Provided records:
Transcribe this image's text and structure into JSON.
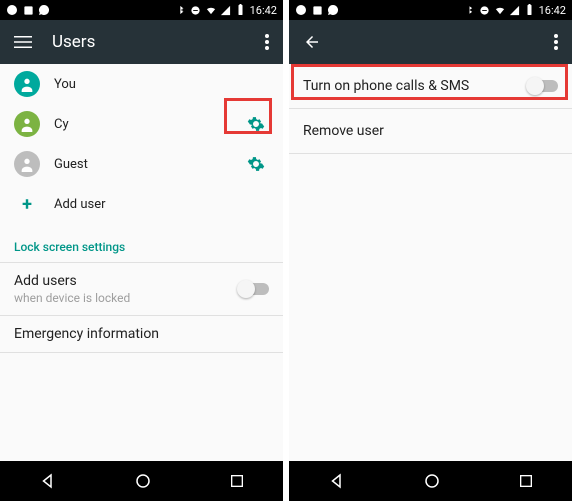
{
  "status": {
    "time": "16:42"
  },
  "left": {
    "toolbar_title": "Users",
    "users": [
      {
        "name": "You",
        "avatar_color": "teal",
        "has_gear": false
      },
      {
        "name": "Cy",
        "avatar_color": "green",
        "has_gear": true
      },
      {
        "name": "Guest",
        "avatar_color": "grey",
        "has_gear": true
      }
    ],
    "add_user_label": "Add user",
    "section_lock": "Lock screen settings",
    "add_users_title": "Add users",
    "add_users_sub": "when device is locked",
    "emergency_label": "Emergency information"
  },
  "right": {
    "option_phone_sms": "Turn on phone calls & SMS",
    "option_remove": "Remove user"
  }
}
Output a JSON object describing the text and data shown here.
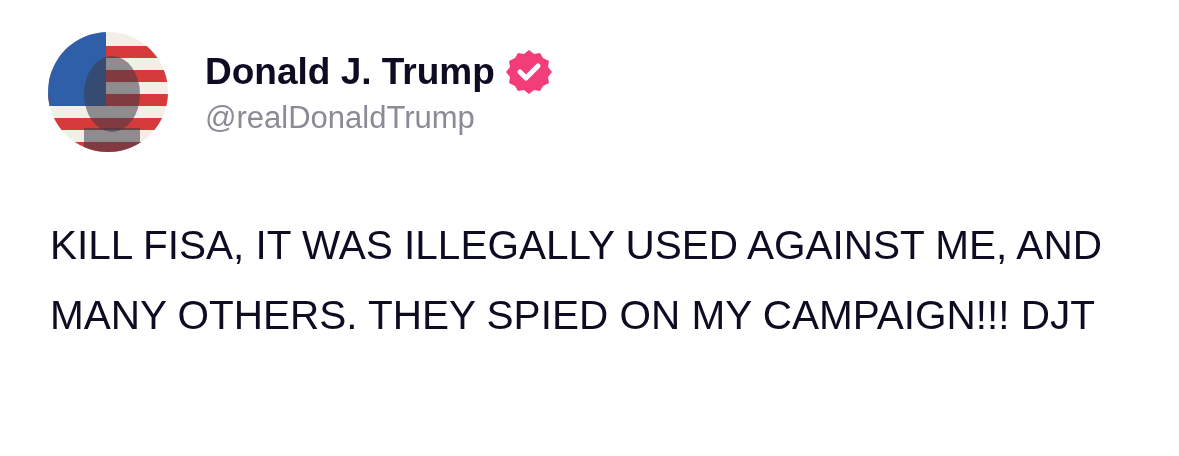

Short task:
The entries above should be reproduced exactly, without their pictures.

Final answer:
Transcribe this image's text and structure into JSON.
{
  "status": {
    "time": "16:42"
  },
  "left": {
    "toolbar_title": "Users",
    "users": [
      {
        "name": "You",
        "avatar_color": "teal",
        "has_gear": false
      },
      {
        "name": "Cy",
        "avatar_color": "green",
        "has_gear": true
      },
      {
        "name": "Guest",
        "avatar_color": "grey",
        "has_gear": true
      }
    ],
    "add_user_label": "Add user",
    "section_lock": "Lock screen settings",
    "add_users_title": "Add users",
    "add_users_sub": "when device is locked",
    "emergency_label": "Emergency information"
  },
  "right": {
    "option_phone_sms": "Turn on phone calls & SMS",
    "option_remove": "Remove user"
  }
}
Output a JSON object describing the text and data shown here.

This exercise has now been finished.